• _Data to use_:
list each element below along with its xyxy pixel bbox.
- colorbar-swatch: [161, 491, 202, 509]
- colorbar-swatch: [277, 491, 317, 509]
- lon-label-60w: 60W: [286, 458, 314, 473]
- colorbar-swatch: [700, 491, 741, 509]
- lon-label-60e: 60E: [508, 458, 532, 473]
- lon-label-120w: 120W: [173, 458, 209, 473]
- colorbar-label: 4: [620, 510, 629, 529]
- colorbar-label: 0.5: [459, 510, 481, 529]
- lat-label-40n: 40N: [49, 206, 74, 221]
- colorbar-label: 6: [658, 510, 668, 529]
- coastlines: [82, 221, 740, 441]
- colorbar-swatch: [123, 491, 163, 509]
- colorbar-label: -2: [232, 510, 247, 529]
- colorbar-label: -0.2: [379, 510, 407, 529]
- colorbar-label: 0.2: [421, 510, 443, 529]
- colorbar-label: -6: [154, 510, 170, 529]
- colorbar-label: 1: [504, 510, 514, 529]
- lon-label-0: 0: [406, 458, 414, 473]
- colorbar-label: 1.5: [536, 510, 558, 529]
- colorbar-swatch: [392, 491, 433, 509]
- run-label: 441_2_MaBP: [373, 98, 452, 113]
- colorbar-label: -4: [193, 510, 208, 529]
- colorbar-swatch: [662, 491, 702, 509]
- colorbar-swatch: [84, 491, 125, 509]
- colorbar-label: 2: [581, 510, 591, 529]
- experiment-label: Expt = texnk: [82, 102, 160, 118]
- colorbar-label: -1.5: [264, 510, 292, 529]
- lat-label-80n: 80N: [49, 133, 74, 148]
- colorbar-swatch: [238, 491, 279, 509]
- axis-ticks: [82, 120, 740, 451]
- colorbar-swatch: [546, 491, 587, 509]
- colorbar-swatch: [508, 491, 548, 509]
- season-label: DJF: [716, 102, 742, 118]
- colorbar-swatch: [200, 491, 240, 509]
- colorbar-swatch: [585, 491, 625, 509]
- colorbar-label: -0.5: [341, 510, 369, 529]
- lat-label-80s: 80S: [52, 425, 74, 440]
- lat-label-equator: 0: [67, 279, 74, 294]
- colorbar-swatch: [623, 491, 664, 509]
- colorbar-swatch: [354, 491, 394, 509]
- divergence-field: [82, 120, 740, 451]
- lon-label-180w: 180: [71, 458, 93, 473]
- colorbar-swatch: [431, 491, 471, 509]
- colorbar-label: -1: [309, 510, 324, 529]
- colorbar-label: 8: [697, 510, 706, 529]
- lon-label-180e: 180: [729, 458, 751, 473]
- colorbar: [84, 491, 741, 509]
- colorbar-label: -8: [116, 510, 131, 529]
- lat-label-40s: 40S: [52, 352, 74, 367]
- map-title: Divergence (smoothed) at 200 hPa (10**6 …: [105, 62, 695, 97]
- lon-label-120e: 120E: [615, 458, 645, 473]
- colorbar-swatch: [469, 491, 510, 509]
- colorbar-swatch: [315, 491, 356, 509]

• _What you should do_: Update everything from the start of the records down to the line containing "- lon-label-180e: 180: [729, 458, 751, 473]", changing each "colorbar-swatch" to "color-swatch" and leaving the rest as it is.

• _Task output_:
list each element below along with its xyxy pixel bbox.
- color-swatch: [161, 491, 202, 509]
- color-swatch: [277, 491, 317, 509]
- lon-label-60w: 60W: [286, 458, 314, 473]
- color-swatch: [700, 491, 741, 509]
- lon-label-60e: 60E: [508, 458, 532, 473]
- lon-label-120w: 120W: [173, 458, 209, 473]
- colorbar-label: 4: [620, 510, 629, 529]
- colorbar-label: 0.5: [459, 510, 481, 529]
- lat-label-40n: 40N: [49, 206, 74, 221]
- colorbar-label: 6: [658, 510, 668, 529]
- coastlines: [82, 221, 740, 441]
- color-swatch: [123, 491, 163, 509]
- colorbar-label: -2: [232, 510, 247, 529]
- colorbar-label: -0.2: [379, 510, 407, 529]
- colorbar-label: 0.2: [421, 510, 443, 529]
- colorbar-label: -6: [154, 510, 170, 529]
- colorbar-label: 1: [504, 510, 514, 529]
- lon-label-0: 0: [406, 458, 414, 473]
- colorbar-label: 1.5: [536, 510, 558, 529]
- color-swatch: [392, 491, 433, 509]
- run-label: 441_2_MaBP: [373, 98, 452, 113]
- colorbar-label: -4: [193, 510, 208, 529]
- color-swatch: [662, 491, 702, 509]
- color-swatch: [84, 491, 125, 509]
- colorbar-label: 2: [581, 510, 591, 529]
- experiment-label: Expt = texnk: [82, 102, 160, 118]
- colorbar-label: -1.5: [264, 510, 292, 529]
- lat-label-80n: 80N: [49, 133, 74, 148]
- color-swatch: [238, 491, 279, 509]
- axis-ticks: [82, 120, 740, 451]
- color-swatch: [546, 491, 587, 509]
- color-swatch: [508, 491, 548, 509]
- season-label: DJF: [716, 102, 742, 118]
- color-swatch: [200, 491, 240, 509]
- color-swatch: [585, 491, 625, 509]
- colorbar-label: -0.5: [341, 510, 369, 529]
- lat-label-80s: 80S: [52, 425, 74, 440]
- lat-label-equator: 0: [67, 279, 74, 294]
- color-swatch: [623, 491, 664, 509]
- color-swatch: [354, 491, 394, 509]
- divergence-field: [82, 120, 740, 451]
- lon-label-180w: 180: [71, 458, 93, 473]
- color-swatch: [431, 491, 471, 509]
- colorbar-label: -1: [309, 510, 324, 529]
- colorbar-label: 8: [697, 510, 706, 529]
- lon-label-180e: 180: [729, 458, 751, 473]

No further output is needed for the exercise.